SET EXERCISE: Copy out all lines that hold "JSON".

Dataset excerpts

☆ ☆ ☆ ☆

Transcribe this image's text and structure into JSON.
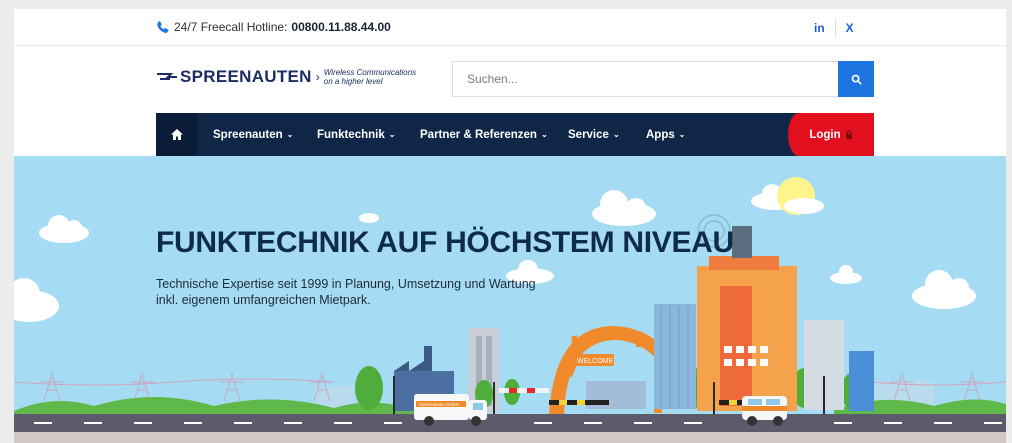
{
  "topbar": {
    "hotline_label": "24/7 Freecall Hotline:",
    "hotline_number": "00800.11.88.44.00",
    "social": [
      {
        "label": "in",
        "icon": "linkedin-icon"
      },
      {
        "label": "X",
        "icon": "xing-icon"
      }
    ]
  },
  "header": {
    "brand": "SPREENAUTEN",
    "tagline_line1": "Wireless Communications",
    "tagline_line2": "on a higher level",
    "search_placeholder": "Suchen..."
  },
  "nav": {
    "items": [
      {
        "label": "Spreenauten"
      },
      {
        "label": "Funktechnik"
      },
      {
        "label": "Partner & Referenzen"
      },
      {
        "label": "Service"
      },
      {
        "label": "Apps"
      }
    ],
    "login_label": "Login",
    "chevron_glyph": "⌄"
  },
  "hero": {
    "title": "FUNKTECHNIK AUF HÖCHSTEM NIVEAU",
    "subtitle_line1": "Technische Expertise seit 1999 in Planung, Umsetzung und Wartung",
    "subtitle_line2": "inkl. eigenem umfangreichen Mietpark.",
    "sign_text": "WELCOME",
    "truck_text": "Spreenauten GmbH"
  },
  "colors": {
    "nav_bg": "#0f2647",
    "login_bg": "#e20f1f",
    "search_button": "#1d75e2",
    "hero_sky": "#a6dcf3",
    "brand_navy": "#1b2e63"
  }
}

☆ ☆ ☆ ☆

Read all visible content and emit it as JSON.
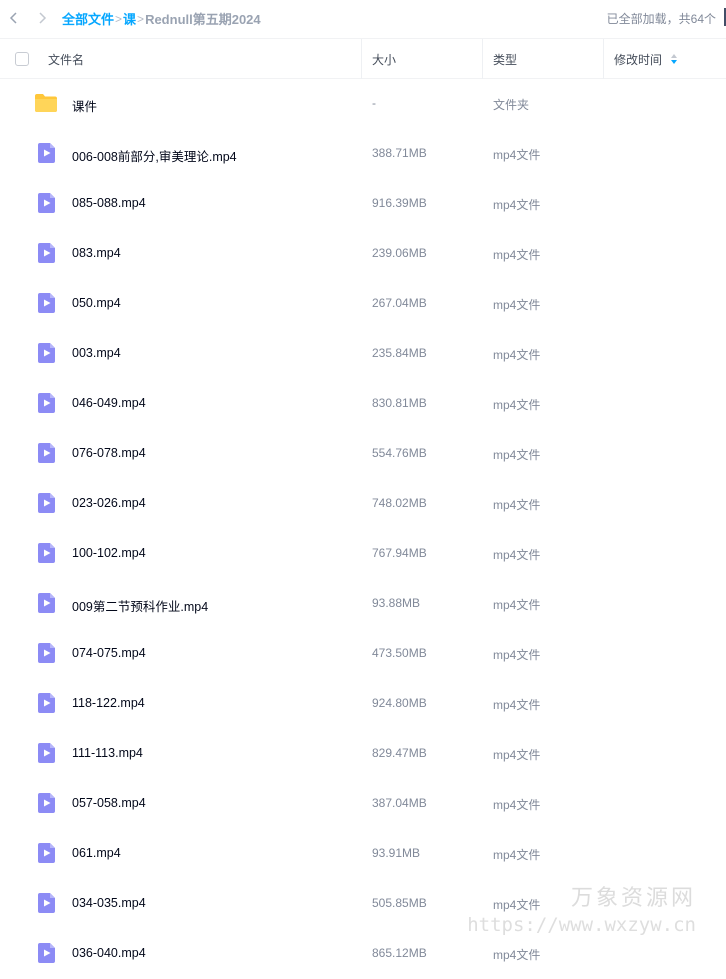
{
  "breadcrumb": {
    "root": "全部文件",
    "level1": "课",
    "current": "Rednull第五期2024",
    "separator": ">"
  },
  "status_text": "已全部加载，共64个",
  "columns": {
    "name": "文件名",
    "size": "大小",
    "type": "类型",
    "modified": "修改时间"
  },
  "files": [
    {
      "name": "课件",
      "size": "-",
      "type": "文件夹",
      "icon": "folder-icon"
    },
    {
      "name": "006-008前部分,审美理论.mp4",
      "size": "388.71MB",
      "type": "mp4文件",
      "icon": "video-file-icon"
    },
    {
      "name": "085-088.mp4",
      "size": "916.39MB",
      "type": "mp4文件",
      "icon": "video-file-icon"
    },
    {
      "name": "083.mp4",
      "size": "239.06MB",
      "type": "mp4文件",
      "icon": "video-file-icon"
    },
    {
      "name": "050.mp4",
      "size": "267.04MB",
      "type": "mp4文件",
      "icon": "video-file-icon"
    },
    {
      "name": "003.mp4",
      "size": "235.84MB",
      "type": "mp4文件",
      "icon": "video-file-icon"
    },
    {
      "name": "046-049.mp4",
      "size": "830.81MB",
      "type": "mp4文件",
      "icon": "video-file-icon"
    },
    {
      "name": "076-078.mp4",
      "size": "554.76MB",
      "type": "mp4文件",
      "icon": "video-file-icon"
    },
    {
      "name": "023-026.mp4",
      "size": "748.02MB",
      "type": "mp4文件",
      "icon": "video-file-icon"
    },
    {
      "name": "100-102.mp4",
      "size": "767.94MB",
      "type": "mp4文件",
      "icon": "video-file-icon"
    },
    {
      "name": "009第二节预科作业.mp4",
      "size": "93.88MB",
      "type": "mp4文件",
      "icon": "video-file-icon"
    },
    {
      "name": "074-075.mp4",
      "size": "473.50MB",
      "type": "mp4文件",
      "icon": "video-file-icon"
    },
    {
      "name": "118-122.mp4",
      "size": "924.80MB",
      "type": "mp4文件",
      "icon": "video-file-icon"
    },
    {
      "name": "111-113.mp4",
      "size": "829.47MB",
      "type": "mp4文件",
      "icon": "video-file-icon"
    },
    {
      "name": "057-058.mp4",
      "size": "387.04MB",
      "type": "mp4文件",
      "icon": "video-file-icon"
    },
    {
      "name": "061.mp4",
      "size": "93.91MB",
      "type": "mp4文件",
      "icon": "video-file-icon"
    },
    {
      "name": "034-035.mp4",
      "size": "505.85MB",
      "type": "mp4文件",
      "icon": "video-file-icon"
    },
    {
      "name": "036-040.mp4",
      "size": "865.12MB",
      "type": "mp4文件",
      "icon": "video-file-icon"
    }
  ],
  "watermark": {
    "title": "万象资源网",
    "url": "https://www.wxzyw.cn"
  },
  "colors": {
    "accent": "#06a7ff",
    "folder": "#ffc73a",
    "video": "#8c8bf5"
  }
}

☆ ☆ ☆ ☆

WRITTEN SOLUTION:
Transcribe this image's text and structure into JSON.
Read all visible content and emit it as JSON.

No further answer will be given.